Prompt:
Can you output the material exactly as written, minus any pictures it holds?

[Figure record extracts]
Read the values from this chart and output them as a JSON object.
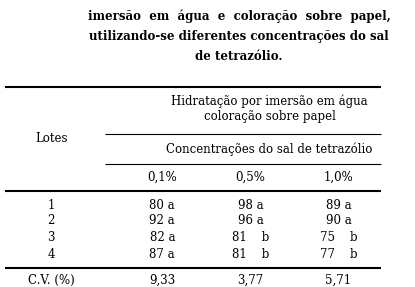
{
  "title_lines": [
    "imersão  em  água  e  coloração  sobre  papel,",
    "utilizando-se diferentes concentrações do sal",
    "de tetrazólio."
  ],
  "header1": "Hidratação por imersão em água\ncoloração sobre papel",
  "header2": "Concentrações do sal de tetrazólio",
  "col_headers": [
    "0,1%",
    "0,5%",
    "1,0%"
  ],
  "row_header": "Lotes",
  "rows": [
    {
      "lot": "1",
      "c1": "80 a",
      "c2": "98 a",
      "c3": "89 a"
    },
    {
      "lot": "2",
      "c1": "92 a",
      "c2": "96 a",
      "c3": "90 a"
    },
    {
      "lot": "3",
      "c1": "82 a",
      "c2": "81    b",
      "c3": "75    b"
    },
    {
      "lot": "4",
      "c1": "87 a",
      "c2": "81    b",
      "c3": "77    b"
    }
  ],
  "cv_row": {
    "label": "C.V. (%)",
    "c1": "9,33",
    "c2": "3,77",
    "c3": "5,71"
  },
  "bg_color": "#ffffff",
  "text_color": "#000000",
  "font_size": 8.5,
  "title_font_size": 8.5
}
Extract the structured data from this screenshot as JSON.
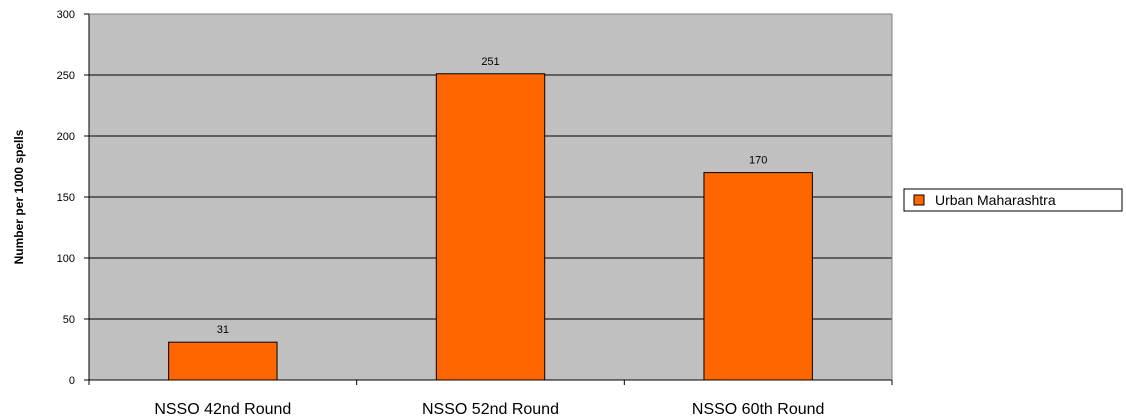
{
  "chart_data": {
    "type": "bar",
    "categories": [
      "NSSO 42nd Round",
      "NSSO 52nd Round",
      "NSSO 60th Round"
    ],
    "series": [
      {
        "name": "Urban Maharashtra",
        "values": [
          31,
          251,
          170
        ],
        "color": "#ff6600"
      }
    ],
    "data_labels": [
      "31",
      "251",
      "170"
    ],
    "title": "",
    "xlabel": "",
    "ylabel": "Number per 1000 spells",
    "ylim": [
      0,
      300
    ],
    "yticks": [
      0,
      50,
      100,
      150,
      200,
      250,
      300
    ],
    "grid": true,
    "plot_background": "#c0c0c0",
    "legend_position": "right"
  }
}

Solution to this problem:
Read the values from this chart and output them as a JSON object.
{
  "title_lines": [
    "imersão  em  água  e  coloração  sobre  papel,",
    "utilizando-se diferentes concentrações do sal",
    "de tetrazólio."
  ],
  "header1": "Hidratação por imersão em água\ncoloração sobre papel",
  "header2": "Concentrações do sal de tetrazólio",
  "col_headers": [
    "0,1%",
    "0,5%",
    "1,0%"
  ],
  "row_header": "Lotes",
  "rows": [
    {
      "lot": "1",
      "c1": "80 a",
      "c2": "98 a",
      "c3": "89 a"
    },
    {
      "lot": "2",
      "c1": "92 a",
      "c2": "96 a",
      "c3": "90 a"
    },
    {
      "lot": "3",
      "c1": "82 a",
      "c2": "81    b",
      "c3": "75    b"
    },
    {
      "lot": "4",
      "c1": "87 a",
      "c2": "81    b",
      "c3": "77    b"
    }
  ],
  "cv_row": {
    "label": "C.V. (%)",
    "c1": "9,33",
    "c2": "3,77",
    "c3": "5,71"
  },
  "bg_color": "#ffffff",
  "text_color": "#000000",
  "font_size": 8.5,
  "title_font_size": 8.5
}
Extract the structured data from this screenshot as JSON.
{
  "chart_data": {
    "type": "bar",
    "categories": [
      "NSSO 42nd Round",
      "NSSO 52nd Round",
      "NSSO 60th Round"
    ],
    "series": [
      {
        "name": "Urban Maharashtra",
        "values": [
          31,
          251,
          170
        ],
        "color": "#ff6600"
      }
    ],
    "data_labels": [
      "31",
      "251",
      "170"
    ],
    "title": "",
    "xlabel": "",
    "ylabel": "Number per 1000 spells",
    "ylim": [
      0,
      300
    ],
    "yticks": [
      0,
      50,
      100,
      150,
      200,
      250,
      300
    ],
    "grid": true,
    "plot_background": "#c0c0c0",
    "legend_position": "right"
  }
}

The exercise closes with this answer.